Omit the images, then print each record below exactly as it reads.

___

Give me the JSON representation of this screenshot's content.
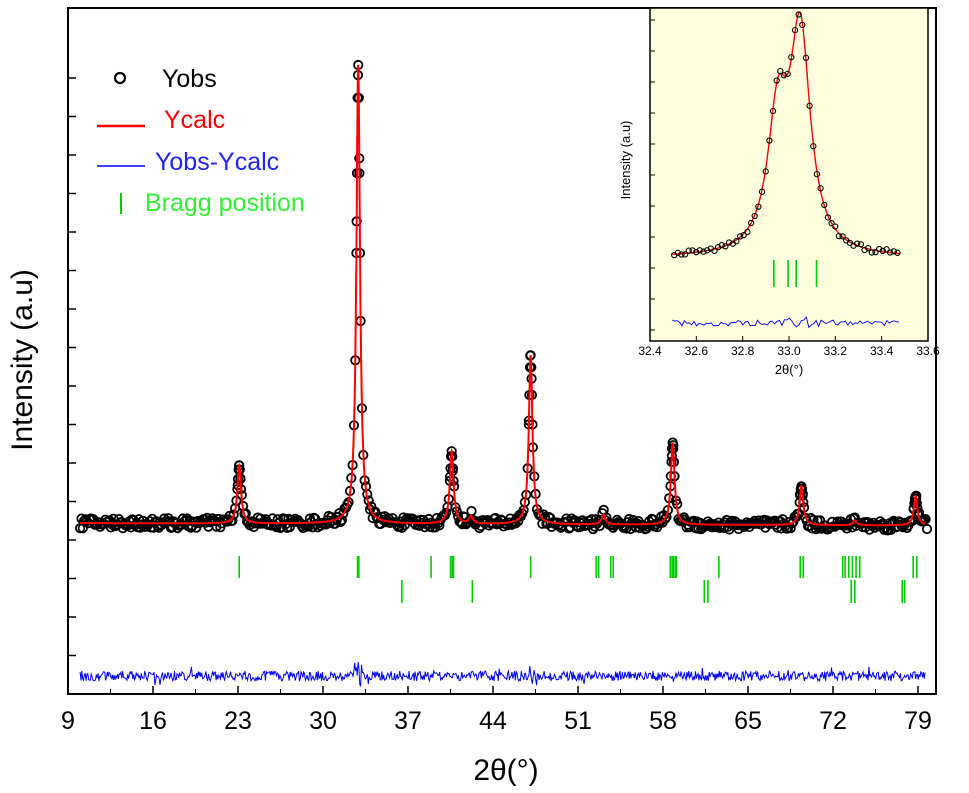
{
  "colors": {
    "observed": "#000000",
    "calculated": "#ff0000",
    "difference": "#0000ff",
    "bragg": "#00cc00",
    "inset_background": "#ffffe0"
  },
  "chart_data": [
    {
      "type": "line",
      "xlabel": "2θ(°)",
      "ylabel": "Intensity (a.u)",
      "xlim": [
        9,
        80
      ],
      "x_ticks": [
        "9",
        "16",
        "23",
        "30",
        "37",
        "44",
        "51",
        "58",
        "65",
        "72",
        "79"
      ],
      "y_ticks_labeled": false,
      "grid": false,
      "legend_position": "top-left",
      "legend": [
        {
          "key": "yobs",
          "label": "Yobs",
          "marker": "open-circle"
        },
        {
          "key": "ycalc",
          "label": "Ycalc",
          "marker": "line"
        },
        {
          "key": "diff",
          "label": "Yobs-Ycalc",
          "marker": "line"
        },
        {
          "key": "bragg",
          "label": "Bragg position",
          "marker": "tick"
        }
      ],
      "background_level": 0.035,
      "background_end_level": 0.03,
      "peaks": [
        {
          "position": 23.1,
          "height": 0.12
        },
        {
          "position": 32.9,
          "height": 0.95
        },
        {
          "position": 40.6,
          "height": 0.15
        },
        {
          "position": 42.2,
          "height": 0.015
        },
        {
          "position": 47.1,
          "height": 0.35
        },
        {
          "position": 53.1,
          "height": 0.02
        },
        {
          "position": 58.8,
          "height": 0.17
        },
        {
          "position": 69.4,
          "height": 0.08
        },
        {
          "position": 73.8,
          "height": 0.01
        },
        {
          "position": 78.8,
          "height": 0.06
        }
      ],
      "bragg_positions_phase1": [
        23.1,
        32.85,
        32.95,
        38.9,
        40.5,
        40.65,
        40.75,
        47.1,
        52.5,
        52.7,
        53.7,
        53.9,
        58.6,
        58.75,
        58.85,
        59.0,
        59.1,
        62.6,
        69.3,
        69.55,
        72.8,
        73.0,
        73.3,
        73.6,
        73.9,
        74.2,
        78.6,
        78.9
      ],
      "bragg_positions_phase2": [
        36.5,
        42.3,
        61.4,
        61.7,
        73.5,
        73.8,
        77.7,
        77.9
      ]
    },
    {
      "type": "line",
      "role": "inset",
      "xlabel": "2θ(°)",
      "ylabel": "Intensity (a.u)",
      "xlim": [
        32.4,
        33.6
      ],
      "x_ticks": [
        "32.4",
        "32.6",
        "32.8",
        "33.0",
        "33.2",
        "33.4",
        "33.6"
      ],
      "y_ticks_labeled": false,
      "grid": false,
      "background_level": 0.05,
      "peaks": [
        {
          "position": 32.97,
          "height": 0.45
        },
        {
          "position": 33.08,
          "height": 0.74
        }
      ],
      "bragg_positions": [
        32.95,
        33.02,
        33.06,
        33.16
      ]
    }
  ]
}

___

Output of the task =>
Give me the JSON representation of this screenshot's content.
{
  "colors": {
    "observed": "#000000",
    "calculated": "#ff0000",
    "difference": "#0000ff",
    "bragg": "#00cc00",
    "inset_background": "#ffffe0"
  },
  "chart_data": [
    {
      "type": "line",
      "xlabel": "2θ(°)",
      "ylabel": "Intensity (a.u)",
      "xlim": [
        9,
        80
      ],
      "x_ticks": [
        "9",
        "16",
        "23",
        "30",
        "37",
        "44",
        "51",
        "58",
        "65",
        "72",
        "79"
      ],
      "y_ticks_labeled": false,
      "grid": false,
      "legend_position": "top-left",
      "legend": [
        {
          "key": "yobs",
          "label": "Yobs",
          "marker": "open-circle"
        },
        {
          "key": "ycalc",
          "label": "Ycalc",
          "marker": "line"
        },
        {
          "key": "diff",
          "label": "Yobs-Ycalc",
          "marker": "line"
        },
        {
          "key": "bragg",
          "label": "Bragg position",
          "marker": "tick"
        }
      ],
      "background_level": 0.035,
      "background_end_level": 0.03,
      "peaks": [
        {
          "position": 23.1,
          "height": 0.12
        },
        {
          "position": 32.9,
          "height": 0.95
        },
        {
          "position": 40.6,
          "height": 0.15
        },
        {
          "position": 42.2,
          "height": 0.015
        },
        {
          "position": 47.1,
          "height": 0.35
        },
        {
          "position": 53.1,
          "height": 0.02
        },
        {
          "position": 58.8,
          "height": 0.17
        },
        {
          "position": 69.4,
          "height": 0.08
        },
        {
          "position": 73.8,
          "height": 0.01
        },
        {
          "position": 78.8,
          "height": 0.06
        }
      ],
      "bragg_positions_phase1": [
        23.1,
        32.85,
        32.95,
        38.9,
        40.5,
        40.65,
        40.75,
        47.1,
        52.5,
        52.7,
        53.7,
        53.9,
        58.6,
        58.75,
        58.85,
        59.0,
        59.1,
        62.6,
        69.3,
        69.55,
        72.8,
        73.0,
        73.3,
        73.6,
        73.9,
        74.2,
        78.6,
        78.9
      ],
      "bragg_positions_phase2": [
        36.5,
        42.3,
        61.4,
        61.7,
        73.5,
        73.8,
        77.7,
        77.9
      ]
    },
    {
      "type": "line",
      "role": "inset",
      "xlabel": "2θ(°)",
      "ylabel": "Intensity (a.u)",
      "xlim": [
        32.4,
        33.6
      ],
      "x_ticks": [
        "32.4",
        "32.6",
        "32.8",
        "33.0",
        "33.2",
        "33.4",
        "33.6"
      ],
      "y_ticks_labeled": false,
      "grid": false,
      "background_level": 0.05,
      "peaks": [
        {
          "position": 32.97,
          "height": 0.45
        },
        {
          "position": 33.08,
          "height": 0.74
        }
      ],
      "bragg_positions": [
        32.95,
        33.02,
        33.06,
        33.16
      ]
    }
  ]
}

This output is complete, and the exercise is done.